A new type of single-molecule machine - the electric revolving door

(Nanowerk Spotlight) An early concept regarding molecular machine comes from Richard Feynman, who proposed a special molecular device to transform thermal energy into mechanical energy. Over the past two decades, many naturally existing molecular machines, most of them protein-based, were recognized, such as the myosin, kynesin, as well as the ion channels in cell membranes. At the same time, synthetic chemists also brought into reality many artificial molecular machines, whose motion could be controlled via light, heat, or chemical reactions (read more: "Off to the races - artificial nanomachines are playing catch-up to nature's molecular motors").
Most molecular machines operate by using chemical reactions, which lead to irreversible damage to the machine molecules themselves over time. Moreover, in most scenarios, the measurement and control of the molecular machine status are separated into distinct steps, e.g., the molecular motion is controlled by a chemical reaction, but is then detected by spectroscopy or electrochemistry.
Researchers have now proposed a new type of molecular machine without chemical reactions and where the measurement/control mechanisms are combined into one. They report their findings in the October 15, 2013 online edition of Nano Letters ("Single-Molecule Electric Revolving Door").
Termed 'single-molecule electric revolving door' (S-MERD), the system utilizes single-molecule conductance dependence upon molecular conformation as well as destructive quantum interference. A series of phenyl-acetylene-macrocycles (PAM)-based molecules (molecules 1-3) and molecule 4 in the figure below form candidate systems for such a S-MERD.

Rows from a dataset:
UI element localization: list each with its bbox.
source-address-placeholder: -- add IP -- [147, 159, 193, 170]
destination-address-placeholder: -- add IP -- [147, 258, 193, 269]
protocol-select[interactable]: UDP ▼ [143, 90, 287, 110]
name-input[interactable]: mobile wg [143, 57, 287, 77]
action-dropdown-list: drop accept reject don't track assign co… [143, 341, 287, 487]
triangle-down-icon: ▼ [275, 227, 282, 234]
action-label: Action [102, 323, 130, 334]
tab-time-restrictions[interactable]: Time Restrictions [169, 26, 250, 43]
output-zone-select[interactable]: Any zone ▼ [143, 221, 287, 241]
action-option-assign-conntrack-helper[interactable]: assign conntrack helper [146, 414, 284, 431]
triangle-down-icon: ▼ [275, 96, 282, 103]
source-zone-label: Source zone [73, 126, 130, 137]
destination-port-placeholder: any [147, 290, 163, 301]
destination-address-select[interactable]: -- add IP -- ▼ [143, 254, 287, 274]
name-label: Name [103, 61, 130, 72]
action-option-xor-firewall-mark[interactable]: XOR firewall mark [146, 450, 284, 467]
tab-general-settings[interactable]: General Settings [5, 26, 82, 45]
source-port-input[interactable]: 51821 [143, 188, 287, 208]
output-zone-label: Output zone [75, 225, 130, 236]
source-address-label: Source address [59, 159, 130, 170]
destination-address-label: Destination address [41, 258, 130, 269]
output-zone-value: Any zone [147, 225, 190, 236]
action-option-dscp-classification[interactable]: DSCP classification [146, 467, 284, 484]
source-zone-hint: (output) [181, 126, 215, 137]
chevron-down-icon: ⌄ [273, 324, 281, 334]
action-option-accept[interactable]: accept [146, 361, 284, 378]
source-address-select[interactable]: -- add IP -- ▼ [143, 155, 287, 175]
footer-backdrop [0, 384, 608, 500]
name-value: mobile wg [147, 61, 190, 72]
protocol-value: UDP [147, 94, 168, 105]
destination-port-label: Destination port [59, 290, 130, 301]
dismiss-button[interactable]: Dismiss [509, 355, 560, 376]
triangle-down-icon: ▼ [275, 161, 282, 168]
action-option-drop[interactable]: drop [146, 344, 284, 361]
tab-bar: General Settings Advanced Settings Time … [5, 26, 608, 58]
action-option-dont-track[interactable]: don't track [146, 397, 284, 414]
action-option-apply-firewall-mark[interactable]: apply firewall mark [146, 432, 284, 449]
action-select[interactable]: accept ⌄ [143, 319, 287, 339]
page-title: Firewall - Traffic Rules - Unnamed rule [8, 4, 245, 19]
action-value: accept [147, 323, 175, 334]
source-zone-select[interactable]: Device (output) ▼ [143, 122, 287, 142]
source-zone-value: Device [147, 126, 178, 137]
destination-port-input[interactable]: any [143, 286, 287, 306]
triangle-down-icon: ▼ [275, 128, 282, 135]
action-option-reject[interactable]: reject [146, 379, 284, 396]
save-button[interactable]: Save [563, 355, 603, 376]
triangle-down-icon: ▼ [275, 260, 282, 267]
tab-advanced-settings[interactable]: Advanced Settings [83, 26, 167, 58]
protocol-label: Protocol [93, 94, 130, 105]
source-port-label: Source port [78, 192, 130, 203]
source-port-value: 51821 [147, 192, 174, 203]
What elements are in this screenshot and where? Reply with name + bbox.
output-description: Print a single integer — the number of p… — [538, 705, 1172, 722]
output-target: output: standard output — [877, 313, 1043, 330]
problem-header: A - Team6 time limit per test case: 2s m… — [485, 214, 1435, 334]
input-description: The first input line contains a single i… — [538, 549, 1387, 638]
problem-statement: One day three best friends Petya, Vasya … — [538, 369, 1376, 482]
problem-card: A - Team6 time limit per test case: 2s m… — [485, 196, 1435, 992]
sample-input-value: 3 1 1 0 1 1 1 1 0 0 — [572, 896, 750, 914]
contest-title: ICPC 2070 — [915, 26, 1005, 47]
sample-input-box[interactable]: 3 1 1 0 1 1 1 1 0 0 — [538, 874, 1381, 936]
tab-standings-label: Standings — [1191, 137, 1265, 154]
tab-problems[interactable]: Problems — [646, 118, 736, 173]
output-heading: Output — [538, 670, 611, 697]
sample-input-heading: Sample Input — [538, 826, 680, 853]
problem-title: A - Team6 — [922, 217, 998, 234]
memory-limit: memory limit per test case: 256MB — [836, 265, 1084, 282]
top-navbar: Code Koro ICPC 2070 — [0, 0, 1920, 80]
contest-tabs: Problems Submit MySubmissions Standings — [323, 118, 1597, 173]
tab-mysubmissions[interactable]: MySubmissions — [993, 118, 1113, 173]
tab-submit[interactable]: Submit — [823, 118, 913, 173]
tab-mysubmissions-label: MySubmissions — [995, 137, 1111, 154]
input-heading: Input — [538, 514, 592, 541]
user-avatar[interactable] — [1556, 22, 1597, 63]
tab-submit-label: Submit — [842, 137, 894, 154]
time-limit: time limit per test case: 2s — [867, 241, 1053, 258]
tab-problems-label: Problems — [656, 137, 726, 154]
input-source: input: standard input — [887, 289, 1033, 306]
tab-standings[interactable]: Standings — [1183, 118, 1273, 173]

→ **Questions to answer**
(a) In the article on the electric revolving door, which journal published the researchers' findings?
(b) Quote the article on the electric revolving door word for word, starting with "Researchers have now" and going on through "such a S-MERD.".
(c) Write what comes next in the article on the electric revolving door, picking up after its last sentence.

→ **Results by task**
(a) Nano Letters

(b)
Researchers have now proposed a new type of molecular machine without chemical reactions and where the measurement/control mechanisms are combined into one. They report their findings in the October 15, 2013 online edition of Nano Letters ("Single-Molecule Electric Revolving Door").
Termed 'single-molecule electric revolving door' (S-MERD), the system utilizes single-molecule conductance dependence upon molecular conformation as well as destructive quantum interference. A series of phenyl-acetylene-macrocycles (PAM)-based molecules (molecules 1-3) and molecule 4 in the figure below form candidate systems for such a S-MERD.

(c)
Candidate molecules for the single-molecule electric revolving door
(a) Candidate molecules for the single-molecule electric revolving door (S-MERD). The schematic ring represents molecule 1, while the schematic door including a door frame (the outer ring), a door (the inner plate) and two axles (the triple bonds) represents molecules 2-4. (b) Illustration of a S-MERD. Molecules 1-4 are linked to two electrodes, the source and the drain, via a para-connection. The outer ring of molecules 2-4 is assumed to be parallel to the gate, and the inner plate can rotate around the axles. (Reprinted with permission from American Chemical Society)
"The major breakthrough of our research is that for the first time, a molecular scale 'electric revolving door' has been proposed and designed," Liang-Yan Hsu, a graduate student in Herschel Rabitz's group at Princeton University and the paper's first author, tells Nanowerk. "The working principle of this molecular electric machine is to control its opening and closing by an applied electric field and to simultaneously detect its states by electric current passing through the molecule. This is an entirely new concept to the field of molecular machines."
While Moore’s law has motivated engineers to miniaturize electronic components in integrated circuits down to the nanoscale (commercial transistor structures have already reached the 14 nm node), scientists are also keenly interested in the electronic properties of single molecules and possible single-molecule device structures (see for instance: "An electric motor made from a single molecule").
"This led us to think about the possibility of combining the two – electronics and molecular machines," says Hsu. "In the field of modern electronic technology, most devices are based on metal-oxide-semiconductor field-effect transistors (MOSFETs), which serve as on-off switches for electric circuits. In this regard, the S-MERD could form an excellent current switch, with an on-off current ratio as large as five orders of magnitude, and a switching speed faster than a nanosecond. In addition to the switching functionality, the opening and closing mechanism of this S-MERD, controlled by electric signals, is analogous to the channel switching in cell membranes."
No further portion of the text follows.